WHAT TO PRODUCE: Set down each entry exactly as given; pictures should not appear in the copy.

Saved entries
<<<<
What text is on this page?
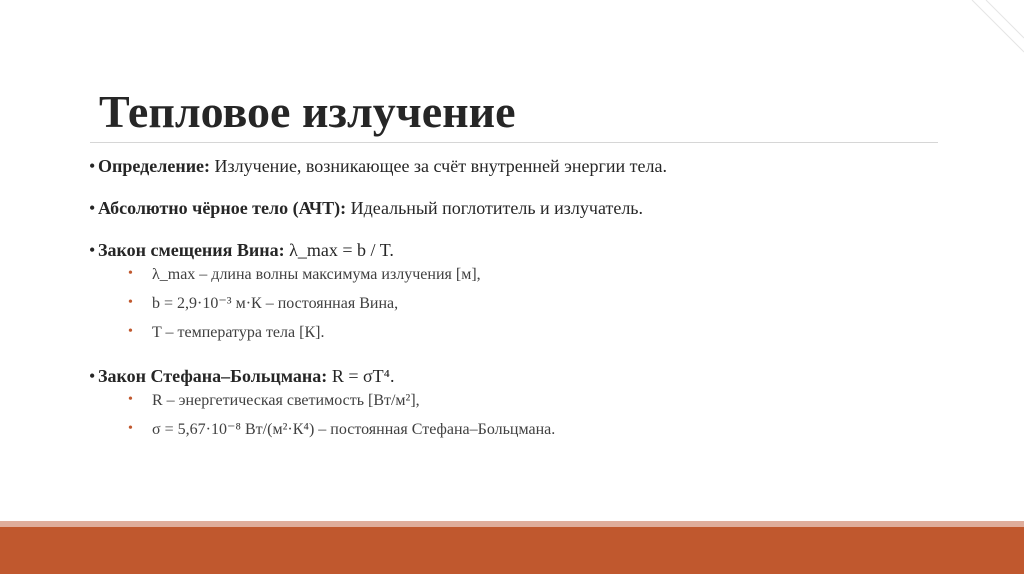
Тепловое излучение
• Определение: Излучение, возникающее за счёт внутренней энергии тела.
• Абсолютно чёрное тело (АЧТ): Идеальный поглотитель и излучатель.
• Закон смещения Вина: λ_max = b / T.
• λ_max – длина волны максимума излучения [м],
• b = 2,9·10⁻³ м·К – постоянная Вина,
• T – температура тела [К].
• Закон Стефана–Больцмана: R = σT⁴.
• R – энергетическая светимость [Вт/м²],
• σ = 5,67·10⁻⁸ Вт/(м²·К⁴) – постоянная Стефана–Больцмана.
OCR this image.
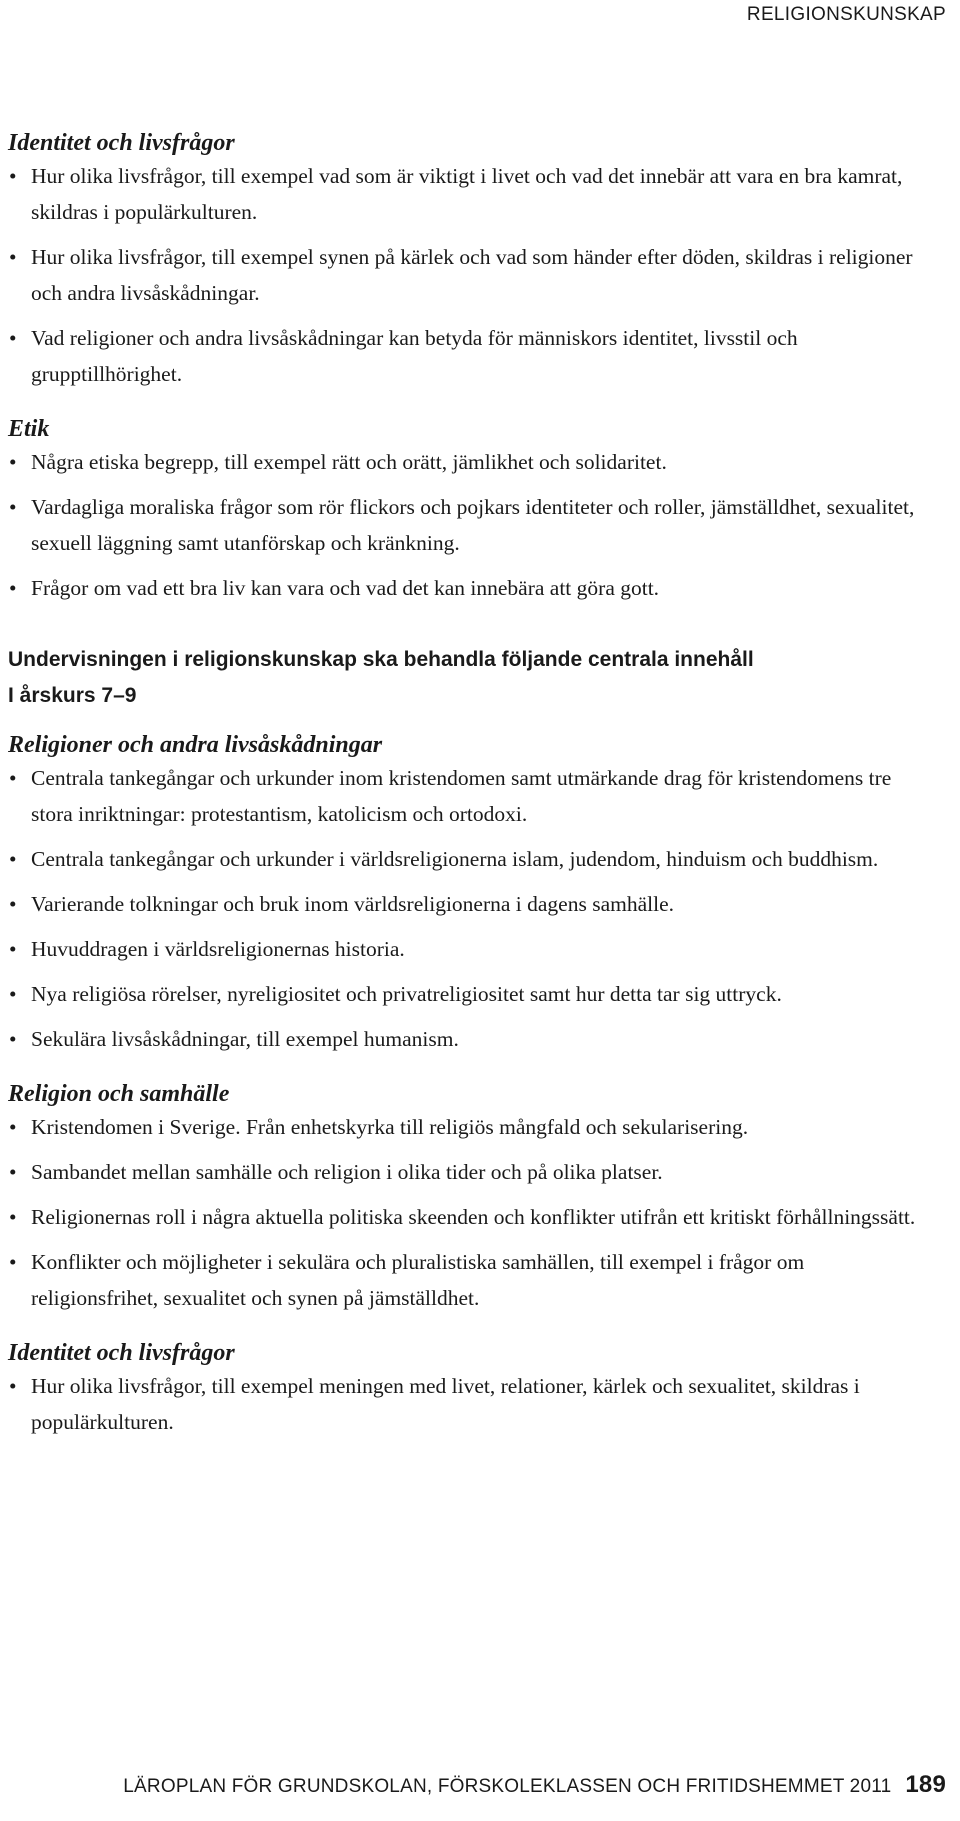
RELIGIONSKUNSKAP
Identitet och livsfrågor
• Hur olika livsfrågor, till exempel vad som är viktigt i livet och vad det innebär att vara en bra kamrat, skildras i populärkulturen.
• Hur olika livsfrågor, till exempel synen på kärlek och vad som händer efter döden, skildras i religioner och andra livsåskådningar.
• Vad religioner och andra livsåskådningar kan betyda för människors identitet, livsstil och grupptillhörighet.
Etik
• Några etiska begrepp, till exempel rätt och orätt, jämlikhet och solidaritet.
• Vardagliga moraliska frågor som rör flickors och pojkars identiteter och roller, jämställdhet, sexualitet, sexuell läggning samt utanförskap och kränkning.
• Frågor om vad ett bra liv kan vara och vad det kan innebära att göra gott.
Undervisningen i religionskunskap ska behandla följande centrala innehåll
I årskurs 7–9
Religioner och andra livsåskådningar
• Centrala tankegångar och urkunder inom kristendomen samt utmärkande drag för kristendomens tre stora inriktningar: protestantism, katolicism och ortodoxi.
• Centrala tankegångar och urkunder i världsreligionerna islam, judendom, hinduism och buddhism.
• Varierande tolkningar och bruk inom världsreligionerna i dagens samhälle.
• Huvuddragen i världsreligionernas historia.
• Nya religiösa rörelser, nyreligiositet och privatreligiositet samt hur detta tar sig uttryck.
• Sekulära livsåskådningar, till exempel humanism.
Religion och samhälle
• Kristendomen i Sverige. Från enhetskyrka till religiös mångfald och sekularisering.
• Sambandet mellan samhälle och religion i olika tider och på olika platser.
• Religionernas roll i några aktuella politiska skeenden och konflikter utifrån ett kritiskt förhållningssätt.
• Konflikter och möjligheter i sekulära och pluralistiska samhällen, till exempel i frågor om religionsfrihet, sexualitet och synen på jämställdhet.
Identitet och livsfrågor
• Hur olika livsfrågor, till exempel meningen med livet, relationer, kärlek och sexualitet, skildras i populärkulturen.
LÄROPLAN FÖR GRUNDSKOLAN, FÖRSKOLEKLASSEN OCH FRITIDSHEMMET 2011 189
>>>>
RESPONSE TO THE TASK:
What text is on this page?
Тепловое излучение
• Определение: Излучение, возникающее за счёт внутренней энергии тела.
• Абсолютно чёрное тело (АЧТ): Идеальный поглотитель и излучатель.
• Закон смещения Вина: λ_max = b / T.
• λ_max – длина волны максимума излучения [м],
• b = 2,9·10⁻³ м·К – постоянная Вина,
• T – температура тела [К].
• Закон Стефана–Больцмана: R = σT⁴.
• R – энергетическая светимость [Вт/м²],
• σ = 5,67·10⁻⁸ Вт/(м²·К⁴) – постоянная Стефана–Больцмана.
OCR this image.
RELIGIONSKUNSKAP
Identitet och livsfrågor
• Hur olika livsfrågor, till exempel vad som är viktigt i livet och vad det innebär att vara en bra kamrat, skildras i populärkulturen.
• Hur olika livsfrågor, till exempel synen på kärlek och vad som händer efter döden, skildras i religioner och andra livsåskådningar.
• Vad religioner och andra livsåskådningar kan betyda för människors identitet, livsstil och grupptillhörighet.
Etik
• Några etiska begrepp, till exempel rätt och orätt, jämlikhet och solidaritet.
• Vardagliga moraliska frågor som rör flickors och pojkars identiteter och roller, jämställdhet, sexualitet, sexuell läggning samt utanförskap och kränkning.
• Frågor om vad ett bra liv kan vara och vad det kan innebära att göra gott.
Undervisningen i religionskunskap ska behandla följande centrala innehåll
I årskurs 7–9
Religioner och andra livsåskådningar
• Centrala tankegångar och urkunder inom kristendomen samt utmärkande drag för kristendomens tre stora inriktningar: protestantism, katolicism och ortodoxi.
• Centrala tankegångar och urkunder i världsreligionerna islam, judendom, hinduism och buddhism.
• Varierande tolkningar och bruk inom världsreligionerna i dagens samhälle.
• Huvuddragen i världsreligionernas historia.
• Nya religiösa rörelser, nyreligiositet och privatreligiositet samt hur detta tar sig uttryck.
• Sekulära livsåskådningar, till exempel humanism.
Religion och samhälle
• Kristendomen i Sverige. Från enhetskyrka till religiös mångfald och sekularisering.
• Sambandet mellan samhälle och religion i olika tider och på olika platser.
• Religionernas roll i några aktuella politiska skeenden och konflikter utifrån ett kritiskt förhållningssätt.
• Konflikter och möjligheter i sekulära och pluralistiska samhällen, till exempel i frågor om religionsfrihet, sexualitet och synen på jämställdhet.
Identitet och livsfrågor
• Hur olika livsfrågor, till exempel meningen med livet, relationer, kärlek och sexualitet, skildras i populärkulturen.
LÄROPLAN FÖR GRUNDSKOLAN, FÖRSKOLEKLASSEN OCH FRITIDSHEMMET 2011 189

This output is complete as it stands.